» **PROBLEM TO WORK ON**: Among the entries that follow, tally the lines with the string "rôle". Give no more than the number.

» **RECORDS SHOWN**:
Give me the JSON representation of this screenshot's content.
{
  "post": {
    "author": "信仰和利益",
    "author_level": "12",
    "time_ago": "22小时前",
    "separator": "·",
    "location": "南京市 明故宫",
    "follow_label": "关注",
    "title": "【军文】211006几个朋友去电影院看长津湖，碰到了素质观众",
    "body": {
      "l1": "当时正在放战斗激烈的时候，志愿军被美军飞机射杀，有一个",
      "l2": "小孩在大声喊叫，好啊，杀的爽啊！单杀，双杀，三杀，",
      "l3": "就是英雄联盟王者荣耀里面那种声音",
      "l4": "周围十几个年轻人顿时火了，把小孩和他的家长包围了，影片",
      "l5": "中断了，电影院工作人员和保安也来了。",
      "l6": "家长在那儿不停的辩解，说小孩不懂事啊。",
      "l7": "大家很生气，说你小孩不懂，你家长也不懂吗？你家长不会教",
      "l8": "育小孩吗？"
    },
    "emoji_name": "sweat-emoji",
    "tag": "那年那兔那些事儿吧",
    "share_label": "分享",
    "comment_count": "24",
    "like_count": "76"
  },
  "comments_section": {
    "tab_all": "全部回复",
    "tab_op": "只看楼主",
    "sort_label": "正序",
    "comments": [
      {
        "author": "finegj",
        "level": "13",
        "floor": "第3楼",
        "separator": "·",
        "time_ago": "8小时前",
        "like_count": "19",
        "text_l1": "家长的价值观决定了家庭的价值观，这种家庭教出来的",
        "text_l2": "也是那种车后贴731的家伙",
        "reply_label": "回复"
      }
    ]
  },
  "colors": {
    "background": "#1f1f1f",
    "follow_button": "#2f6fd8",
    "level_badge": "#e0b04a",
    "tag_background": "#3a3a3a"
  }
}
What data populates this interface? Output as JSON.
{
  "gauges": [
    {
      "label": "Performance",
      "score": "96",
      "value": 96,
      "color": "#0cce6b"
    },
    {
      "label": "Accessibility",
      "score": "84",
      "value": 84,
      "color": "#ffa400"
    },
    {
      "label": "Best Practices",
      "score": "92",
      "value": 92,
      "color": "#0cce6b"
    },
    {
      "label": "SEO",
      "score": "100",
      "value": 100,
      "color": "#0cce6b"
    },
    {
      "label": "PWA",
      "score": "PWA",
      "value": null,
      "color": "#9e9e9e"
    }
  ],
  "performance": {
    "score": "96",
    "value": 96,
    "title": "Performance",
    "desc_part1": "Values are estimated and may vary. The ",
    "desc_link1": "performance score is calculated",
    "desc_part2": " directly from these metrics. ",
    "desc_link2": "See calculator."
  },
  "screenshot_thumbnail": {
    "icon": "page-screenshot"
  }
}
...
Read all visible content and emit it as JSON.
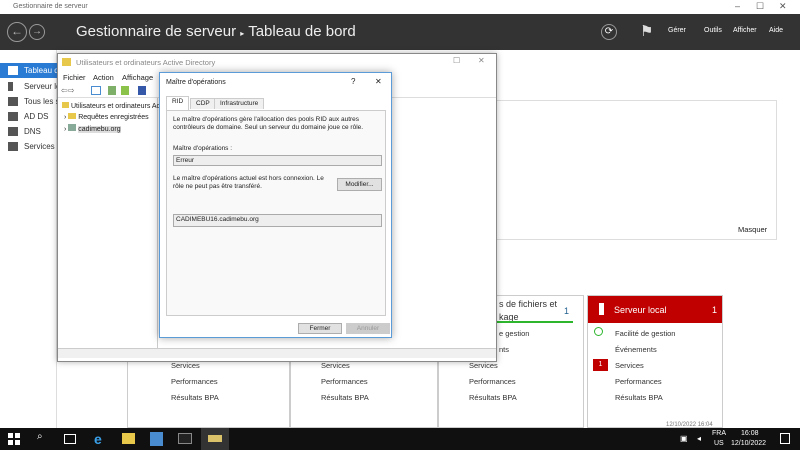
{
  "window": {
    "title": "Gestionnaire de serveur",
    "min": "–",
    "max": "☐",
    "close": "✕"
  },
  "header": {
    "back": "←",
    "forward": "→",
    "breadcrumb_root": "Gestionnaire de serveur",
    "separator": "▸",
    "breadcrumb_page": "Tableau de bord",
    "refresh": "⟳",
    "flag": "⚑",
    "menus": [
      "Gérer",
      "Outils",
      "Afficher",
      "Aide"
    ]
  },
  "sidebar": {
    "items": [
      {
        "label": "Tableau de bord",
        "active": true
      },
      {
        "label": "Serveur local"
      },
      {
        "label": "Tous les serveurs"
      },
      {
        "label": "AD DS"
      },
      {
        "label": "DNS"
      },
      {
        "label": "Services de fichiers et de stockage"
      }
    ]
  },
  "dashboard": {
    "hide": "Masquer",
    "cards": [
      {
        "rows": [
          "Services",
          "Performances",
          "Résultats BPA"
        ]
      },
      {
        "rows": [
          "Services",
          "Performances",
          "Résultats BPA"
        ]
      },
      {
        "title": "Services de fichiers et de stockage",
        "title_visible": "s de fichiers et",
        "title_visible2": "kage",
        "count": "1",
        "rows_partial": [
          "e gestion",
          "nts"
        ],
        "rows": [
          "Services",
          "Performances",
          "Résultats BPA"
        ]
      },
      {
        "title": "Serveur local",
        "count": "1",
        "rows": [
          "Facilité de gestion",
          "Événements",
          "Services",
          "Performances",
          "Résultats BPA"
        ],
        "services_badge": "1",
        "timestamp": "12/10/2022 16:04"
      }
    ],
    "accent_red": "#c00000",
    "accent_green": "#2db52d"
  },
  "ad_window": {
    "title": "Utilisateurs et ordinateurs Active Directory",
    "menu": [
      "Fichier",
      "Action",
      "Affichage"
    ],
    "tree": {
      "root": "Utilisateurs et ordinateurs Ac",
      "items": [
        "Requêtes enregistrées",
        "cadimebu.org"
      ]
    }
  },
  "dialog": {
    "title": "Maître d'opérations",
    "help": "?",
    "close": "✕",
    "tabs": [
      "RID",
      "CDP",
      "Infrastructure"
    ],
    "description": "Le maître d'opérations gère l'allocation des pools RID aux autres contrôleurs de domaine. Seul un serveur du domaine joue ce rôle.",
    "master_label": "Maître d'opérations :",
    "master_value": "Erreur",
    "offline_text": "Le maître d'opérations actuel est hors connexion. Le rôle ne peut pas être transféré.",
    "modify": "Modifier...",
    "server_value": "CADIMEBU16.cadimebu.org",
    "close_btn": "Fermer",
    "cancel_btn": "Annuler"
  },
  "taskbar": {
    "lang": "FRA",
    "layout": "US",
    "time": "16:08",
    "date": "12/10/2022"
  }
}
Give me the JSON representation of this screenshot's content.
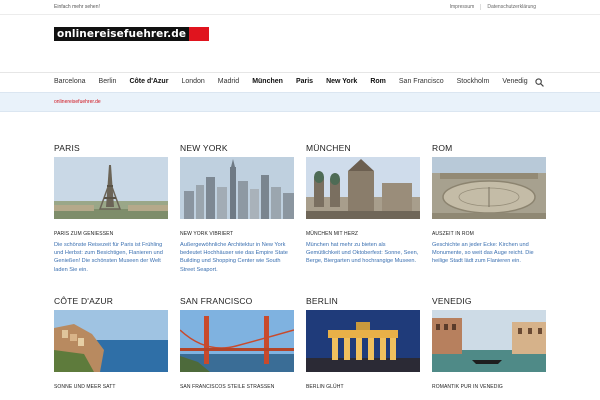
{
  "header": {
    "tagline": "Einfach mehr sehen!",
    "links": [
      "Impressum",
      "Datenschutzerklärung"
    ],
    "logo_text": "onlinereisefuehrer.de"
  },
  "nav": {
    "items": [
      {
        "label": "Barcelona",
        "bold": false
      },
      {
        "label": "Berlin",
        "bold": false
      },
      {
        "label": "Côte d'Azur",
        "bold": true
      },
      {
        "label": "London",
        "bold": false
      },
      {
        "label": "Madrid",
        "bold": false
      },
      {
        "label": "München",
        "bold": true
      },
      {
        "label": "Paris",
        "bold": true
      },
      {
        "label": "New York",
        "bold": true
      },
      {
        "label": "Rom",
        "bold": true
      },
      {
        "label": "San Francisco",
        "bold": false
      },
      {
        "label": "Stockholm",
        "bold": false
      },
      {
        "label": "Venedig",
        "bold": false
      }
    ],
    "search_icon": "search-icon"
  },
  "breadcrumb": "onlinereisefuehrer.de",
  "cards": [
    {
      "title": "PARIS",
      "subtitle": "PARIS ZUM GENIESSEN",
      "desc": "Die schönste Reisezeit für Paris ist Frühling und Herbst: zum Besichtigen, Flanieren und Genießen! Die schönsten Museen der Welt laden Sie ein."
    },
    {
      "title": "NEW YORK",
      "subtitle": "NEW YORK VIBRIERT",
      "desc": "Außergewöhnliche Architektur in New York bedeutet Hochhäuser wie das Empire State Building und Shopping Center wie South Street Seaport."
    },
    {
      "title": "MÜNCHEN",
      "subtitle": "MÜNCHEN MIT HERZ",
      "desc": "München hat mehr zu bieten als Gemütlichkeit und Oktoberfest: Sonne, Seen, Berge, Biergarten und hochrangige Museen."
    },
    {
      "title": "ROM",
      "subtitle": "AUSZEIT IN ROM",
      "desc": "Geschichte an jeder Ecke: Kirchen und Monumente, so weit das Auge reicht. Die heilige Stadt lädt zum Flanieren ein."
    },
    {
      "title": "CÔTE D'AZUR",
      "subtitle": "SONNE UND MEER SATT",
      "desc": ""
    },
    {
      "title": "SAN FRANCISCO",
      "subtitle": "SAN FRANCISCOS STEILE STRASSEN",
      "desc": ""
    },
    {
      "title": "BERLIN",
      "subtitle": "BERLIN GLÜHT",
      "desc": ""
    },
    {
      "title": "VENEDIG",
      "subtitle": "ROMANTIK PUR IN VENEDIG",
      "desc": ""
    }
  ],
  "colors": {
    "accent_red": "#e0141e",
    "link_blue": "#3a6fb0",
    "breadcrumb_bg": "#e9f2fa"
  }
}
---
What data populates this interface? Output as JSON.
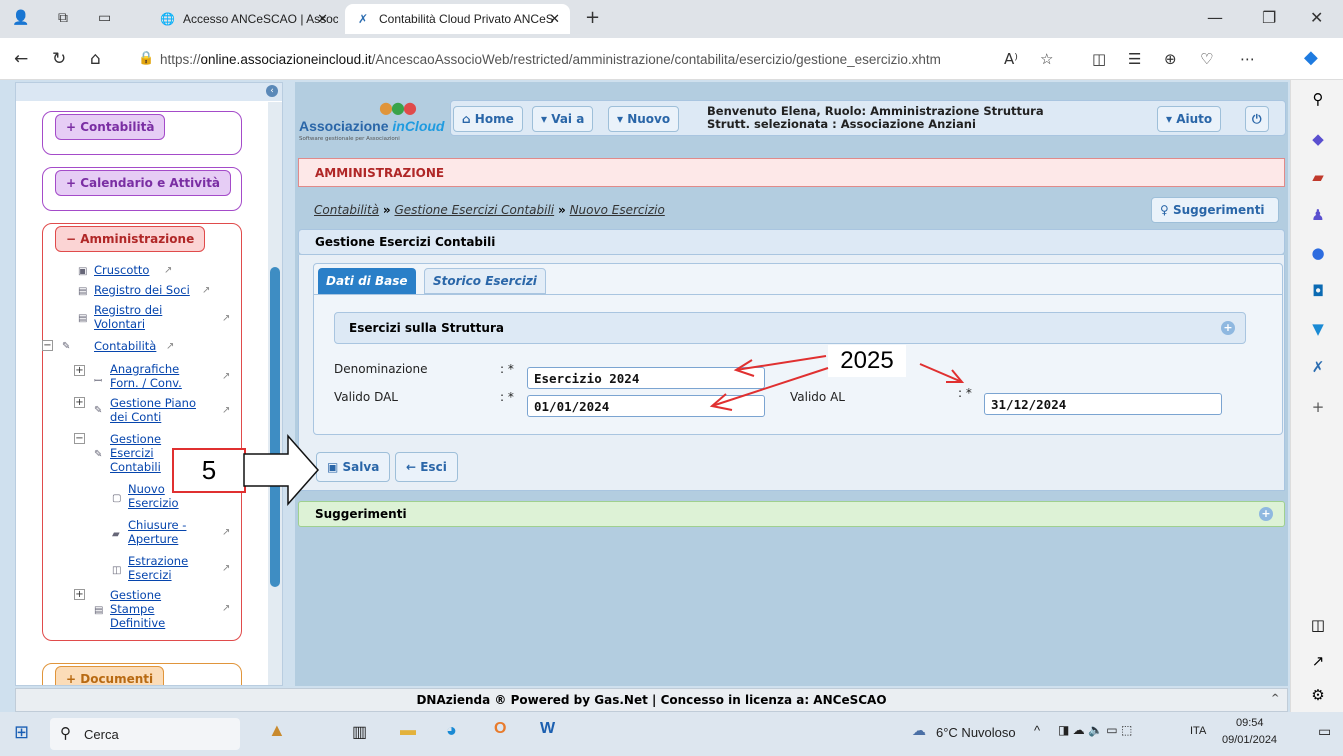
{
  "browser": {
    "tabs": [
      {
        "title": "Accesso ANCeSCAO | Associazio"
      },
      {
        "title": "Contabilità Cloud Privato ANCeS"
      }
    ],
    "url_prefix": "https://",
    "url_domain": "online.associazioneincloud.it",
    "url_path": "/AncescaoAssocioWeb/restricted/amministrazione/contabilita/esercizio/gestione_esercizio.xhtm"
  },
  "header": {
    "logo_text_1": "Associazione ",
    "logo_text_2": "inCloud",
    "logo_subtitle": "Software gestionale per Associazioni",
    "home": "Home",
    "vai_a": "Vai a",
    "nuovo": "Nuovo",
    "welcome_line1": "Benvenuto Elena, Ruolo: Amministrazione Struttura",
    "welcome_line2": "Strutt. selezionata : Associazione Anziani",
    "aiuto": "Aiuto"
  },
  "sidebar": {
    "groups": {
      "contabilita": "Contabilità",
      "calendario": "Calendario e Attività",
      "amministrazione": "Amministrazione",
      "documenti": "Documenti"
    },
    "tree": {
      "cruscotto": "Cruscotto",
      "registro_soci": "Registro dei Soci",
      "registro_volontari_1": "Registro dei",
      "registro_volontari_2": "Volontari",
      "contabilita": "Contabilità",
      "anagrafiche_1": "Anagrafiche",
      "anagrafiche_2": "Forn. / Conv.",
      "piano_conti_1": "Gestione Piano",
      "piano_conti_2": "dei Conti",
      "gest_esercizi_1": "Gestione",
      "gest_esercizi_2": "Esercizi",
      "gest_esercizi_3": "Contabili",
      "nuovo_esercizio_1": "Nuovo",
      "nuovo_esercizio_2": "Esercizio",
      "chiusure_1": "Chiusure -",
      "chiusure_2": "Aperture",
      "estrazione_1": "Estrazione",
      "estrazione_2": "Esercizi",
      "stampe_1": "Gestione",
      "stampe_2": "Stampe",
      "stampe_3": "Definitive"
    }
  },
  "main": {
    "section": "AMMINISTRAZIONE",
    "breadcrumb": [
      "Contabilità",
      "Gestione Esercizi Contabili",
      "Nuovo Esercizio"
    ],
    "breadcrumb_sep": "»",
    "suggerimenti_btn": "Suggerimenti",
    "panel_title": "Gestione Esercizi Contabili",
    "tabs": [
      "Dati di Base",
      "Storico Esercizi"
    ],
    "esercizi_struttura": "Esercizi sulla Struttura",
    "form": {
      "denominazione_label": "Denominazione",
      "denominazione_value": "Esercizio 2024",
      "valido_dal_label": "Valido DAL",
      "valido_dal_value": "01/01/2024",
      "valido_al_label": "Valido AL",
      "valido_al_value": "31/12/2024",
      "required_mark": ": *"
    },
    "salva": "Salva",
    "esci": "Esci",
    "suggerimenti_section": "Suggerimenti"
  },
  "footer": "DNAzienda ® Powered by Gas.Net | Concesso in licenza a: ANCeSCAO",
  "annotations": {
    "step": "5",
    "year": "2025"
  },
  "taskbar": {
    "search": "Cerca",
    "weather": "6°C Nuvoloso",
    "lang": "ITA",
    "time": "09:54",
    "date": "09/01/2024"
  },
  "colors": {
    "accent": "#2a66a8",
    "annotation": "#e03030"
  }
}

» **COMPLETE OUTPUT**: 2